▼▼▼

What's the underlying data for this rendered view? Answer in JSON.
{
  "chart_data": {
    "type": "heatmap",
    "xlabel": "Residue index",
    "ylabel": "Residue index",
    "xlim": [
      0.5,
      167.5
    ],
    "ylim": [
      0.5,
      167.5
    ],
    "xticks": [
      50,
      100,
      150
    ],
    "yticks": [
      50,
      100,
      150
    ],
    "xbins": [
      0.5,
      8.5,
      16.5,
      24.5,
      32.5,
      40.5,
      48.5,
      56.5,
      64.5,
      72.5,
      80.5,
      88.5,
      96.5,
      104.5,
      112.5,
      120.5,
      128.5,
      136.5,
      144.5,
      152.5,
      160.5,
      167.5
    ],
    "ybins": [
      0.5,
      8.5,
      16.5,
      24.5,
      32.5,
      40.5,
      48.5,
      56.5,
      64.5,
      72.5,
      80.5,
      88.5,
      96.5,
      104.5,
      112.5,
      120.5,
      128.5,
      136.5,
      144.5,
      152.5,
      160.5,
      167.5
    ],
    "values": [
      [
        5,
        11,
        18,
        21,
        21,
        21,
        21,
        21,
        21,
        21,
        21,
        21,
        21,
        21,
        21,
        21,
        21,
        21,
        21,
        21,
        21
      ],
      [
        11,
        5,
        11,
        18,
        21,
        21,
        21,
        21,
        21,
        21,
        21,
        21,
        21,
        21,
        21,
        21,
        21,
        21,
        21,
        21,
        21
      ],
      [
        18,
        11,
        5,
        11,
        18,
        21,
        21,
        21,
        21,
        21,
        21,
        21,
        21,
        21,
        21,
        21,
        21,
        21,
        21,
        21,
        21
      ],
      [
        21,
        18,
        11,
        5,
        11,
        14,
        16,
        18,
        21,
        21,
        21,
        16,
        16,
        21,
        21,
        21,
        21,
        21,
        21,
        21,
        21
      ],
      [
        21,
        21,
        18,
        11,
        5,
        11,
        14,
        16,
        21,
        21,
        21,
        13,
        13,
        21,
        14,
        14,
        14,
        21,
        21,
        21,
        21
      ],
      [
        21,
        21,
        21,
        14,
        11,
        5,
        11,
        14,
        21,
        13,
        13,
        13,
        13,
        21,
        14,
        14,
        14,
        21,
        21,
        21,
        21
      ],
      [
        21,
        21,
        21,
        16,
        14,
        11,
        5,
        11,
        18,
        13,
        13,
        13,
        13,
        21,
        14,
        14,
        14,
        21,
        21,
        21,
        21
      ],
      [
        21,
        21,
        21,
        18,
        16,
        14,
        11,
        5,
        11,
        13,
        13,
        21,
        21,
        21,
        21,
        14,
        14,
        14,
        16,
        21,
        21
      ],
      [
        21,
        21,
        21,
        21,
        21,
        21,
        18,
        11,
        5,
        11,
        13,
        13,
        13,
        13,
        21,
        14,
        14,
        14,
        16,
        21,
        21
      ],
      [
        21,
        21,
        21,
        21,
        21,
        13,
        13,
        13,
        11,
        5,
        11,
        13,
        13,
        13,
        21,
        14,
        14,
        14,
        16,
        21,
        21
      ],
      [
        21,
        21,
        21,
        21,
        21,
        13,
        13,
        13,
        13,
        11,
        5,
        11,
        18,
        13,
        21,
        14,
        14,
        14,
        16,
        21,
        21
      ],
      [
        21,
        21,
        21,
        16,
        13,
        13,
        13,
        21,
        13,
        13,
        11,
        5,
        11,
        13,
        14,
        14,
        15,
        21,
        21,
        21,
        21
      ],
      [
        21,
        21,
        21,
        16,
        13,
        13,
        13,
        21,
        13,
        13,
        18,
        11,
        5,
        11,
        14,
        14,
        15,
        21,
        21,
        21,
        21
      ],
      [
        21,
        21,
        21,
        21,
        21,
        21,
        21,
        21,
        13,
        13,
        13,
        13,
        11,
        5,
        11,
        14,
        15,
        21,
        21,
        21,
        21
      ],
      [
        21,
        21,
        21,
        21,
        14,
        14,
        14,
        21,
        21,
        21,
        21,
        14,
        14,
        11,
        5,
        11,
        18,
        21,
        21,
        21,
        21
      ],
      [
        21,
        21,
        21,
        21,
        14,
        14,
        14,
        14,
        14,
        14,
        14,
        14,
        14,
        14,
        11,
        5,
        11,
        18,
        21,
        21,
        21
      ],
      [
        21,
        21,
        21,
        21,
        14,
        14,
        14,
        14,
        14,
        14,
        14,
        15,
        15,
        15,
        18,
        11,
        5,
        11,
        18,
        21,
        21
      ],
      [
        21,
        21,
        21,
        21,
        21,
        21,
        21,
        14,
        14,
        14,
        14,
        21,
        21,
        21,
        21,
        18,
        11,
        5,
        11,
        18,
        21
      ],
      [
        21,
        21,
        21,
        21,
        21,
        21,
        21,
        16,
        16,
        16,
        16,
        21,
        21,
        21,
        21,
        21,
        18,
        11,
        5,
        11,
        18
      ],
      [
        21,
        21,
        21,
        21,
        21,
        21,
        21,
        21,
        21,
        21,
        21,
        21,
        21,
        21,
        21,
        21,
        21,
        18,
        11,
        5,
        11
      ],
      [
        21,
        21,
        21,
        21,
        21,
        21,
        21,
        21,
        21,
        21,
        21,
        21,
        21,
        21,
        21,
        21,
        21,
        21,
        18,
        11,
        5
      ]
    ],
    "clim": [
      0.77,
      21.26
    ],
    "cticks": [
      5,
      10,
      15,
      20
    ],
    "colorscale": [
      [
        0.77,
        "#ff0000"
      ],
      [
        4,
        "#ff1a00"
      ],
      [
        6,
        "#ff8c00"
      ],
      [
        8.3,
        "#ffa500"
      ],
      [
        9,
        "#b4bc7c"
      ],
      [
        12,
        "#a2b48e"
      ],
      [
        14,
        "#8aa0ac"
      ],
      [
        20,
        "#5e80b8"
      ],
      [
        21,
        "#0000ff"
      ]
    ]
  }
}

▲▲▲

Repeat the data in its entirety, character for character.

### COMPLETED EXERCISE:
What's the underlying data for this rendered view? Answer in JSON.
{
  "chart_data": {
    "type": "heatmap",
    "xlabel": "Residue index",
    "ylabel": "Residue index",
    "xlim": [
      0.5,
      167.5
    ],
    "ylim": [
      0.5,
      167.5
    ],
    "xticks": [
      50,
      100,
      150
    ],
    "yticks": [
      50,
      100,
      150
    ],
    "xbins": [
      0.5,
      8.5,
      16.5,
      24.5,
      32.5,
      40.5,
      48.5,
      56.5,
      64.5,
      72.5,
      80.5,
      88.5,
      96.5,
      104.5,
      112.5,
      120.5,
      128.5,
      136.5,
      144.5,
      152.5,
      160.5,
      167.5
    ],
    "ybins": [
      0.5,
      8.5,
      16.5,
      24.5,
      32.5,
      40.5,
      48.5,
      56.5,
      64.5,
      72.5,
      80.5,
      88.5,
      96.5,
      104.5,
      112.5,
      120.5,
      128.5,
      136.5,
      144.5,
      152.5,
      160.5,
      167.5
    ],
    "values": [
      [
        5,
        11,
        18,
        21,
        21,
        21,
        21,
        21,
        21,
        21,
        21,
        21,
        21,
        21,
        21,
        21,
        21,
        21,
        21,
        21,
        21
      ],
      [
        11,
        5,
        11,
        18,
        21,
        21,
        21,
        21,
        21,
        21,
        21,
        21,
        21,
        21,
        21,
        21,
        21,
        21,
        21,
        21,
        21
      ],
      [
        18,
        11,
        5,
        11,
        18,
        21,
        21,
        21,
        21,
        21,
        21,
        21,
        21,
        21,
        21,
        21,
        21,
        21,
        21,
        21,
        21
      ],
      [
        21,
        18,
        11,
        5,
        11,
        14,
        16,
        18,
        21,
        21,
        21,
        16,
        16,
        21,
        21,
        21,
        21,
        21,
        21,
        21,
        21
      ],
      [
        21,
        21,
        18,
        11,
        5,
        11,
        14,
        16,
        21,
        21,
        21,
        13,
        13,
        21,
        14,
        14,
        14,
        21,
        21,
        21,
        21
      ],
      [
        21,
        21,
        21,
        14,
        11,
        5,
        11,
        14,
        21,
        13,
        13,
        13,
        13,
        21,
        14,
        14,
        14,
        21,
        21,
        21,
        21
      ],
      [
        21,
        21,
        21,
        16,
        14,
        11,
        5,
        11,
        18,
        13,
        13,
        13,
        13,
        21,
        14,
        14,
        14,
        21,
        21,
        21,
        21
      ],
      [
        21,
        21,
        21,
        18,
        16,
        14,
        11,
        5,
        11,
        13,
        13,
        21,
        21,
        21,
        21,
        14,
        14,
        14,
        16,
        21,
        21
      ],
      [
        21,
        21,
        21,
        21,
        21,
        21,
        18,
        11,
        5,
        11,
        13,
        13,
        13,
        13,
        21,
        14,
        14,
        14,
        16,
        21,
        21
      ],
      [
        21,
        21,
        21,
        21,
        21,
        13,
        13,
        13,
        11,
        5,
        11,
        13,
        13,
        13,
        21,
        14,
        14,
        14,
        16,
        21,
        21
      ],
      [
        21,
        21,
        21,
        21,
        21,
        13,
        13,
        13,
        13,
        11,
        5,
        11,
        18,
        13,
        21,
        14,
        14,
        14,
        16,
        21,
        21
      ],
      [
        21,
        21,
        21,
        16,
        13,
        13,
        13,
        21,
        13,
        13,
        11,
        5,
        11,
        13,
        14,
        14,
        15,
        21,
        21,
        21,
        21
      ],
      [
        21,
        21,
        21,
        16,
        13,
        13,
        13,
        21,
        13,
        13,
        18,
        11,
        5,
        11,
        14,
        14,
        15,
        21,
        21,
        21,
        21
      ],
      [
        21,
        21,
        21,
        21,
        21,
        21,
        21,
        21,
        13,
        13,
        13,
        13,
        11,
        5,
        11,
        14,
        15,
        21,
        21,
        21,
        21
      ],
      [
        21,
        21,
        21,
        21,
        14,
        14,
        14,
        21,
        21,
        21,
        21,
        14,
        14,
        11,
        5,
        11,
        18,
        21,
        21,
        21,
        21
      ],
      [
        21,
        21,
        21,
        21,
        14,
        14,
        14,
        14,
        14,
        14,
        14,
        14,
        14,
        14,
        11,
        5,
        11,
        18,
        21,
        21,
        21
      ],
      [
        21,
        21,
        21,
        21,
        14,
        14,
        14,
        14,
        14,
        14,
        14,
        15,
        15,
        15,
        18,
        11,
        5,
        11,
        18,
        21,
        21
      ],
      [
        21,
        21,
        21,
        21,
        21,
        21,
        21,
        14,
        14,
        14,
        14,
        21,
        21,
        21,
        21,
        18,
        11,
        5,
        11,
        18,
        21
      ],
      [
        21,
        21,
        21,
        21,
        21,
        21,
        21,
        16,
        16,
        16,
        16,
        21,
        21,
        21,
        21,
        21,
        18,
        11,
        5,
        11,
        18
      ],
      [
        21,
        21,
        21,
        21,
        21,
        21,
        21,
        21,
        21,
        21,
        21,
        21,
        21,
        21,
        21,
        21,
        21,
        18,
        11,
        5,
        11
      ],
      [
        21,
        21,
        21,
        21,
        21,
        21,
        21,
        21,
        21,
        21,
        21,
        21,
        21,
        21,
        21,
        21,
        21,
        21,
        18,
        11,
        5
      ]
    ],
    "clim": [
      0.77,
      21.26
    ],
    "cticks": [
      5,
      10,
      15,
      20
    ],
    "colorscale": [
      [
        0.77,
        "#ff0000"
      ],
      [
        4,
        "#ff1a00"
      ],
      [
        6,
        "#ff8c00"
      ],
      [
        8.3,
        "#ffa500"
      ],
      [
        9,
        "#b4bc7c"
      ],
      [
        12,
        "#a2b48e"
      ],
      [
        14,
        "#8aa0ac"
      ],
      [
        20,
        "#5e80b8"
      ],
      [
        21,
        "#0000ff"
      ]
    ]
  }
}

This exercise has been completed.